▸ **EXERCISE DIRECTIONS**: Will you output all of the data below exactly, omitting the images?

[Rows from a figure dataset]
● ● ●

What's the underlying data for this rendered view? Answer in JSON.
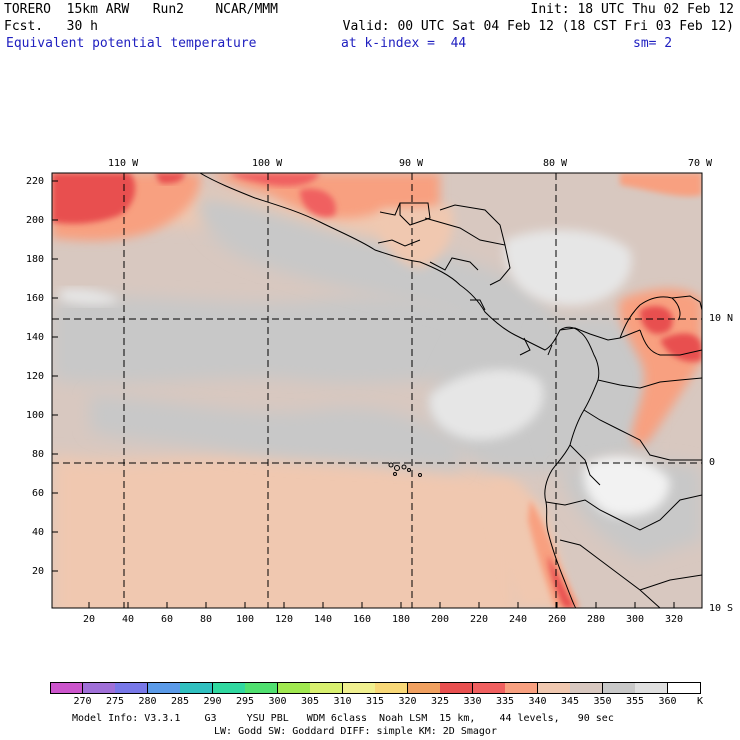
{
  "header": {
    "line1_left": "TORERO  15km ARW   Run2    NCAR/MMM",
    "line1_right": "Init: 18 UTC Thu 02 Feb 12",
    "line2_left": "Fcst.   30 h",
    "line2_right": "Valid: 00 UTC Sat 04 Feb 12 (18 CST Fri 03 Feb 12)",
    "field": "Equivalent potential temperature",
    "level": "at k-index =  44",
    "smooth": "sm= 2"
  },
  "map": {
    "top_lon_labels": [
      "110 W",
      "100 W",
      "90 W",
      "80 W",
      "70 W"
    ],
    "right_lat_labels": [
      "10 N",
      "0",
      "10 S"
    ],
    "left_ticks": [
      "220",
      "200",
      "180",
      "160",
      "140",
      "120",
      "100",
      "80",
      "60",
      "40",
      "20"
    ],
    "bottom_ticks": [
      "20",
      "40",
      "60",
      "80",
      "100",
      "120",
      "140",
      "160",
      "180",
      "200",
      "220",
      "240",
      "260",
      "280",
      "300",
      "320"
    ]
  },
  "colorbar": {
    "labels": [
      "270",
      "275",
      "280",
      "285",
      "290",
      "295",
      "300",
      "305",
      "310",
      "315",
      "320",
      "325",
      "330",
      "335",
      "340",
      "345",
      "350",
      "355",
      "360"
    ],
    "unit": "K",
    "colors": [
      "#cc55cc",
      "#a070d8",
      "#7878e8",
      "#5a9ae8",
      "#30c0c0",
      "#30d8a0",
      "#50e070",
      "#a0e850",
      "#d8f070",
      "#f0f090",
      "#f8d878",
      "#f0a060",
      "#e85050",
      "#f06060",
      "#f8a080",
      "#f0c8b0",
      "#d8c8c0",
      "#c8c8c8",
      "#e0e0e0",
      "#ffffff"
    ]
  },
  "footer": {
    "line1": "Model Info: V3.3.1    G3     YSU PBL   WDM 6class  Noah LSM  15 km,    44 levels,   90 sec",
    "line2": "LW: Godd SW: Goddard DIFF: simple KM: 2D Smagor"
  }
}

● ● ●

▸ **ANSWER TO THE PROBLEM**:
What's the underlying data for this rendered view? Answer in JSON.
{
  "header": {
    "line1_left": "TORERO  15km ARW   Run2    NCAR/MMM",
    "line1_right": "Init: 18 UTC Thu 02 Feb 12",
    "line2_left": "Fcst.   30 h",
    "line2_right": "Valid: 00 UTC Sat 04 Feb 12 (18 CST Fri 03 Feb 12)",
    "field": "Equivalent potential temperature",
    "level": "at k-index =  44",
    "smooth": "sm= 2"
  },
  "map": {
    "top_lon_labels": [
      "110 W",
      "100 W",
      "90 W",
      "80 W",
      "70 W"
    ],
    "right_lat_labels": [
      "10 N",
      "0",
      "10 S"
    ],
    "left_ticks": [
      "220",
      "200",
      "180",
      "160",
      "140",
      "120",
      "100",
      "80",
      "60",
      "40",
      "20"
    ],
    "bottom_ticks": [
      "20",
      "40",
      "60",
      "80",
      "100",
      "120",
      "140",
      "160",
      "180",
      "200",
      "220",
      "240",
      "260",
      "280",
      "300",
      "320"
    ]
  },
  "colorbar": {
    "labels": [
      "270",
      "275",
      "280",
      "285",
      "290",
      "295",
      "300",
      "305",
      "310",
      "315",
      "320",
      "325",
      "330",
      "335",
      "340",
      "345",
      "350",
      "355",
      "360"
    ],
    "unit": "K",
    "colors": [
      "#cc55cc",
      "#a070d8",
      "#7878e8",
      "#5a9ae8",
      "#30c0c0",
      "#30d8a0",
      "#50e070",
      "#a0e850",
      "#d8f070",
      "#f0f090",
      "#f8d878",
      "#f0a060",
      "#e85050",
      "#f06060",
      "#f8a080",
      "#f0c8b0",
      "#d8c8c0",
      "#c8c8c8",
      "#e0e0e0",
      "#ffffff"
    ]
  },
  "footer": {
    "line1": "Model Info: V3.3.1    G3     YSU PBL   WDM 6class  Noah LSM  15 km,    44 levels,   90 sec",
    "line2": "LW: Godd SW: Goddard DIFF: simple KM: 2D Smagor"
  }
}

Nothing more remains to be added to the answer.